[Items listed in a dataset]

┌──

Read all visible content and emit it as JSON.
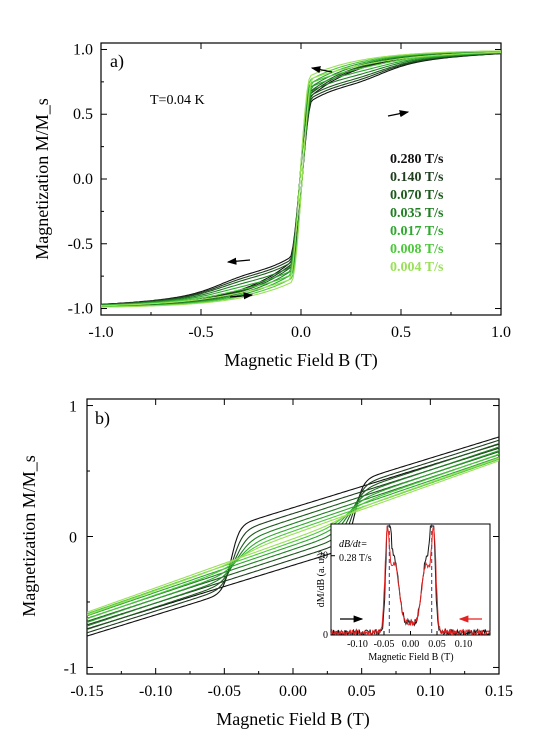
{
  "chart_data": [
    {
      "panel": "a)",
      "type": "line",
      "annotation": "T=0.04 K",
      "xlabel": "Magnetic Field B (T)",
      "ylabel": "Magnetization M/M_s",
      "xlim": [
        -1.0,
        1.0
      ],
      "ylim": [
        -1.05,
        1.05
      ],
      "xticks": [
        "-1.0",
        "-0.5",
        "0.0",
        "0.5",
        "1.0"
      ],
      "yticks": [
        "-1.0",
        "-0.5",
        "0.0",
        "0.5",
        "1.0"
      ],
      "series": [
        {
          "name": "0.280 T/s",
          "color": "#111111",
          "plateau": 0.64
        },
        {
          "name": "0.140 T/s",
          "color": "#1f3f1f",
          "plateau": 0.66
        },
        {
          "name": "0.070 T/s",
          "color": "#1c5a1c",
          "plateau": 0.68
        },
        {
          "name": "0.035 T/s",
          "color": "#1f7f22",
          "plateau": 0.71
        },
        {
          "name": "0.017 T/s",
          "color": "#2ea82e",
          "plateau": 0.74
        },
        {
          "name": "0.008 T/s",
          "color": "#4cc93a",
          "plateau": 0.77
        },
        {
          "name": "0.004 T/s",
          "color": "#9be05a",
          "plateau": 0.8
        }
      ]
    },
    {
      "panel": "b)",
      "type": "line",
      "xlabel": "Magnetic Field B (T)",
      "ylabel": "Magnetization M/M_s",
      "xlim": [
        -0.15,
        0.15
      ],
      "ylim": [
        -1.05,
        1.05
      ],
      "xticks": [
        "-0.15",
        "-0.10",
        "-0.05",
        "0.00",
        "0.05",
        "0.10",
        "0.15"
      ],
      "yticks": [
        "-1",
        "0",
        "1"
      ],
      "inset": {
        "annotation_line1": "dB/dt=",
        "annotation_line2": "0.28 T/s",
        "xlabel": "Magnetic Field B (T)",
        "ylabel": "dM/dB (a. u.)",
        "xlim": [
          -0.15,
          0.15
        ],
        "ylim": [
          0,
          28
        ],
        "xticks": [
          "-0.10",
          "-0.05",
          "0.00",
          "0.05",
          "0.10"
        ],
        "yticks": [
          "0",
          "20"
        ],
        "dashed_lines_x": [
          -0.04,
          0.04
        ],
        "series": [
          {
            "color": "#111111",
            "peak_x": 0.042,
            "peak_y": 26,
            "inner_peak_x": 0.03,
            "inner_peak_y": 18
          },
          {
            "color": "#e52222",
            "peak_x": 0.044,
            "peak_y": 22,
            "inner_peak_x": 0.03,
            "inner_peak_y": 17
          }
        ]
      }
    }
  ]
}
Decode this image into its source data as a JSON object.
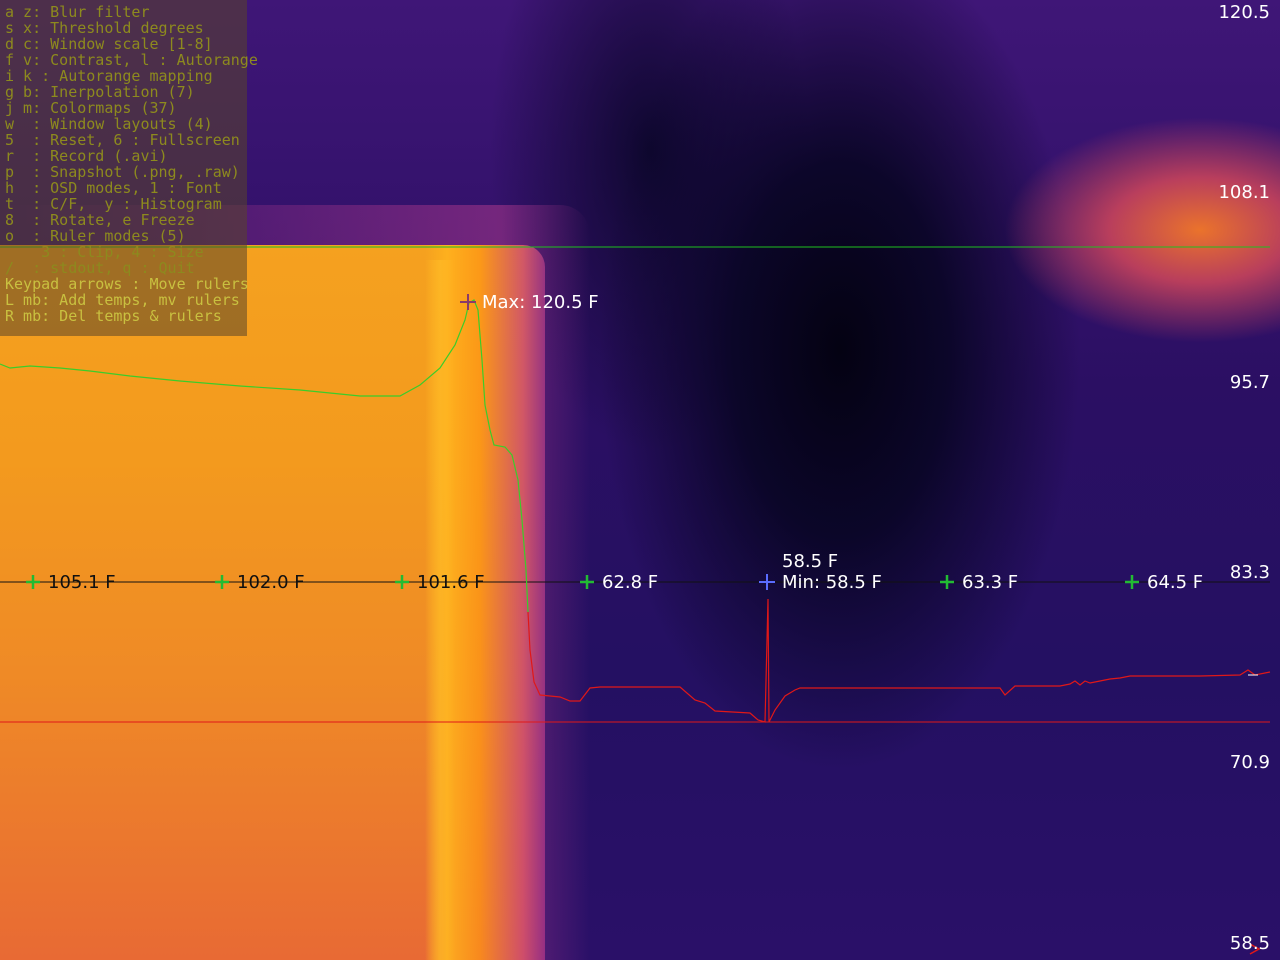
{
  "help_overlay": [
    {
      "text": "a z: Blur filter",
      "bright": false
    },
    {
      "text": "s x: Threshold degrees",
      "bright": false
    },
    {
      "text": "d c: Window scale [1-8]",
      "bright": false
    },
    {
      "text": "f v: Contrast, l : Autorange",
      "bright": false
    },
    {
      "text": "i k : Autorange mapping",
      "bright": false
    },
    {
      "text": "g b: Inerpolation (7)",
      "bright": false
    },
    {
      "text": "j m: Colormaps (37)",
      "bright": false
    },
    {
      "text": "w  : Window layouts (4)",
      "bright": false
    },
    {
      "text": "5  : Reset, 6 : Fullscreen",
      "bright": false
    },
    {
      "text": "r  : Record (.avi)",
      "bright": false
    },
    {
      "text": "p  : Snapshot (.png, .raw)",
      "bright": false
    },
    {
      "text": "h  : OSD modes, 1 : Font",
      "bright": false
    },
    {
      "text": "t  : C/F,  y : Histogram",
      "bright": false
    },
    {
      "text": "8  : Rotate, e Freeze",
      "bright": false
    },
    {
      "text": "o  : Ruler modes (5)",
      "bright": false
    },
    {
      "text": "    3 : Clip, 4 : Size",
      "bright": false
    },
    {
      "text": "/  : stdout, q : Quit",
      "bright": false
    },
    {
      "text": "Keypad arrows : Move rulers",
      "bright": true
    },
    {
      "text": "L mb: Add temps, mv rulers",
      "bright": true
    },
    {
      "text": "R mb: Del temps & rulers",
      "bright": true
    }
  ],
  "colorbar_scale": [
    "120.5",
    "108.1",
    "95.7",
    "83.3",
    "70.9",
    "58.5"
  ],
  "max_marker": {
    "label": "Max: 120.5 F"
  },
  "min_marker": {
    "label_top": "58.5 F",
    "label": "Min: 58.5 F"
  },
  "ruler_temps": [
    "105.1 F",
    "102.0 F",
    "101.6 F",
    "62.8 F",
    "63.3 F",
    "64.5 F"
  ],
  "colors": {
    "max_ruler": "#1fbf1f",
    "min_ruler": "#e01818",
    "temp_marker": "#22bb33",
    "max_marker": "#8a3a6a",
    "min_marker": "#5a6cff",
    "help_text": "#8d8a1e",
    "help_text_bright": "#c9c040"
  }
}
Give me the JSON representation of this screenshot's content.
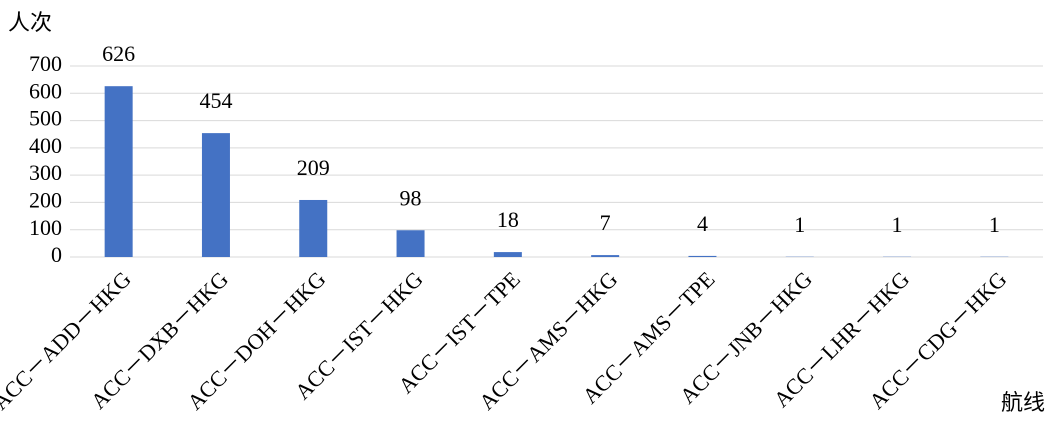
{
  "chart_data": {
    "type": "bar",
    "y_label": "人次",
    "x_label": "航线",
    "categories": [
      "ACC－ADD－HKG",
      "ACC－DXB－HKG",
      "ACC－DOH－HKG",
      "ACC－IST－HKG",
      "ACC－IST－TPE",
      "ACC－AMS－HKG",
      "ACC－AMS－TPE",
      "ACC－JNB－HKG",
      "ACC－LHR－HKG",
      "ACC－CDG－HKG"
    ],
    "values": [
      626,
      454,
      209,
      98,
      18,
      7,
      4,
      1,
      1,
      1
    ],
    "color": "#4472c4",
    "ylim": [
      0,
      700
    ],
    "yticks": [
      0,
      100,
      200,
      300,
      400,
      500,
      600,
      700
    ],
    "grid": true
  }
}
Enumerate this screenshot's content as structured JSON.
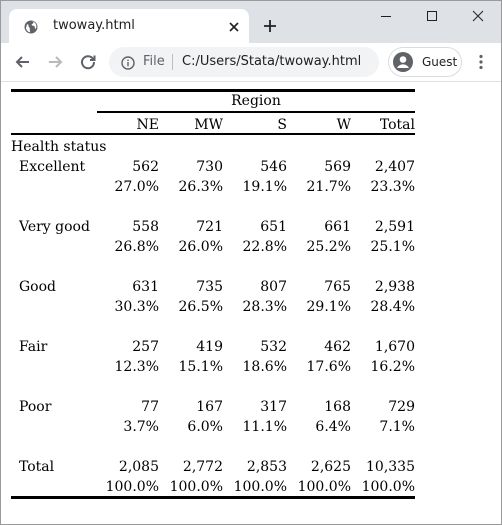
{
  "browser": {
    "tab_title": "twoway.html",
    "omnibox_scheme": "File",
    "url": "C:/Users/Stata/twoway.html",
    "profile_label": "Guest",
    "icons": [
      "globe-icon",
      "close-icon",
      "plus-icon",
      "back-icon",
      "forward-icon",
      "reload-icon",
      "info-icon",
      "avatar-icon",
      "kebab-menu-icon",
      "minimize-icon",
      "maximize-icon",
      "window-close-icon"
    ]
  },
  "table": {
    "spanner": "Region",
    "columns": [
      "NE",
      "MW",
      "S",
      "W",
      "Total"
    ],
    "row_header": "Health status",
    "rows": [
      {
        "label": "Excellent",
        "counts": [
          "562",
          "730",
          "546",
          "569",
          "2,407"
        ],
        "pcts": [
          "27.0%",
          "26.3%",
          "19.1%",
          "21.7%",
          "23.3%"
        ]
      },
      {
        "label": "Very good",
        "counts": [
          "558",
          "721",
          "651",
          "661",
          "2,591"
        ],
        "pcts": [
          "26.8%",
          "26.0%",
          "22.8%",
          "25.2%",
          "25.1%"
        ]
      },
      {
        "label": "Good",
        "counts": [
          "631",
          "735",
          "807",
          "765",
          "2,938"
        ],
        "pcts": [
          "30.3%",
          "26.5%",
          "28.3%",
          "29.1%",
          "28.4%"
        ]
      },
      {
        "label": "Fair",
        "counts": [
          "257",
          "419",
          "532",
          "462",
          "1,670"
        ],
        "pcts": [
          "12.3%",
          "15.1%",
          "18.6%",
          "17.6%",
          "16.2%"
        ]
      },
      {
        "label": "Poor",
        "counts": [
          "77",
          "167",
          "317",
          "168",
          "729"
        ],
        "pcts": [
          "3.7%",
          "6.0%",
          "11.1%",
          "6.4%",
          "7.1%"
        ]
      },
      {
        "label": "Total",
        "counts": [
          "2,085",
          "2,772",
          "2,853",
          "2,625",
          "10,335"
        ],
        "pcts": [
          "100.0%",
          "100.0%",
          "100.0%",
          "100.0%",
          "100.0%"
        ]
      }
    ]
  }
}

└──

Aim —
Count the lines above that contain the word "this", and give only that number.

Written reply —
3